* START Data for this task *
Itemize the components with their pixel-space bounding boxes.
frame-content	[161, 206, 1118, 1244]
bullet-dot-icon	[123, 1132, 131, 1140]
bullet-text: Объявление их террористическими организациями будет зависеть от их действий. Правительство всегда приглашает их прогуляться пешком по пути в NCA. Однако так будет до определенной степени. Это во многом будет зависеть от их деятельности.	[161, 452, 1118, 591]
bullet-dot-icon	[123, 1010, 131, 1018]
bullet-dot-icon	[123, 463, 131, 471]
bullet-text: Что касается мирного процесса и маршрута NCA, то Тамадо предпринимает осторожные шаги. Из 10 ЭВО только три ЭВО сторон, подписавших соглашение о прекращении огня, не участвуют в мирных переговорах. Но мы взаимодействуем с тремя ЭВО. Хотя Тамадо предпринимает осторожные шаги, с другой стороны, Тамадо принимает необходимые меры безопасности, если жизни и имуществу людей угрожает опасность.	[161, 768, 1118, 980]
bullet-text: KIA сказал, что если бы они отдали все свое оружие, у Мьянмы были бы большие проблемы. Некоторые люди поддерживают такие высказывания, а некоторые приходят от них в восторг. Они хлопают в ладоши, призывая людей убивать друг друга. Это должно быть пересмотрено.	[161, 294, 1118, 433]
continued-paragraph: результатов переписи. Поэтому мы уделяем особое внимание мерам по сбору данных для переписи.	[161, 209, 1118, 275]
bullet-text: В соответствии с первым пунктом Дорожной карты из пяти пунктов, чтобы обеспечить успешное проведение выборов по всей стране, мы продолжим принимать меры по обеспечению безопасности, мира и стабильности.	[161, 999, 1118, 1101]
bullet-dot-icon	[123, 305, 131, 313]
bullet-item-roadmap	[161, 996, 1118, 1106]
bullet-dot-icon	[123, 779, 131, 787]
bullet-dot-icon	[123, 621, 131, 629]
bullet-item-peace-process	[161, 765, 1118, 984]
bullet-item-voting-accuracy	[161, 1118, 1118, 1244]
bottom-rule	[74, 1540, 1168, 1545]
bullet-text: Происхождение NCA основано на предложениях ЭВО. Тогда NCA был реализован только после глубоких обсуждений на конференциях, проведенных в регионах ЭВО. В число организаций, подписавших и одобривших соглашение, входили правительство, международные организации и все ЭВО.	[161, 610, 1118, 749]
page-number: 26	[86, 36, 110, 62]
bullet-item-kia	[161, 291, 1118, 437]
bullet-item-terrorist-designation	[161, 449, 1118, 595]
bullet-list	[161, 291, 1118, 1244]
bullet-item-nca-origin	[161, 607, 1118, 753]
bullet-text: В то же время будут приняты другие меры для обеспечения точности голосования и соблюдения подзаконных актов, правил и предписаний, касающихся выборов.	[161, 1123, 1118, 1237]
* END Data for this task *
Given problem:
Reproduce every line of the records above, keeping each one identical to the original.

Expected output:
Itemize the components with their pixel-space bounding boxes.
frame-content	[161, 206, 1118, 1244]
bullet-dot-icon	[123, 1132, 131, 1140]
bullet-text: Объявление их террористическими организациями будет зависеть от их действий. Правительство всегда приглашает их прогуляться пешком по пути в NCA. Однако так будет до определенной степени. Это во многом будет зависеть от их деятельности.	[161, 452, 1118, 591]
bullet-dot-icon	[123, 1010, 131, 1018]
bullet-dot-icon	[123, 463, 131, 471]
bullet-text: Что касается мирного процесса и маршрута NCA, то Тамадо предпринимает осторожные шаги. Из 10 ЭВО только три ЭВО сторон, подписавших соглашение о прекращении огня, не участвуют в мирных переговорах. Но мы взаимодействуем с тремя ЭВО. Хотя Тамадо предпринимает осторожные шаги, с другой стороны, Тамадо принимает необходимые меры безопасности, если жизни и имуществу людей угрожает опасность.	[161, 768, 1118, 980]
bullet-text: KIA сказал, что если бы они отдали все свое оружие, у Мьянмы были бы большие проблемы. Некоторые люди поддерживают такие высказывания, а некоторые приходят от них в восторг. Они хлопают в ладоши, призывая людей убивать друг друга. Это должно быть пересмотрено.	[161, 294, 1118, 433]
continued-paragraph: результатов переписи. Поэтому мы уделяем особое внимание мерам по сбору данных для переписи.	[161, 209, 1118, 275]
bullet-text: В соответствии с первым пунктом Дорожной карты из пяти пунктов, чтобы обеспечить успешное проведение выборов по всей стране, мы продолжим принимать меры по обеспечению безопасности, мира и стабильности.	[161, 999, 1118, 1101]
bullet-dot-icon	[123, 305, 131, 313]
bullet-item-roadmap	[161, 996, 1118, 1106]
bullet-dot-icon	[123, 779, 131, 787]
bullet-dot-icon	[123, 621, 131, 629]
bullet-item-peace-process	[161, 765, 1118, 984]
bullet-item-voting-accuracy	[161, 1118, 1118, 1244]
bottom-rule	[74, 1540, 1168, 1545]
bullet-text: Происхождение NCA основано на предложениях ЭВО. Тогда NCA был реализован только после глубоких обсуждений на конференциях, проведенных в регионах ЭВО. В число организаций, подписавших и одобривших соглашение, входили правительство, международные организации и все ЭВО.	[161, 610, 1118, 749]
page-number: 26	[86, 36, 110, 62]
bullet-item-kia	[161, 291, 1118, 437]
bullet-item-terrorist-designation	[161, 449, 1118, 595]
bullet-list	[161, 291, 1118, 1244]
bullet-item-nca-origin	[161, 607, 1118, 753]
bullet-text: В то же время будут приняты другие меры для обеспечения точности голосования и соблюдения подзаконных актов, правил и предписаний, касающихся выборов.	[161, 1123, 1118, 1237]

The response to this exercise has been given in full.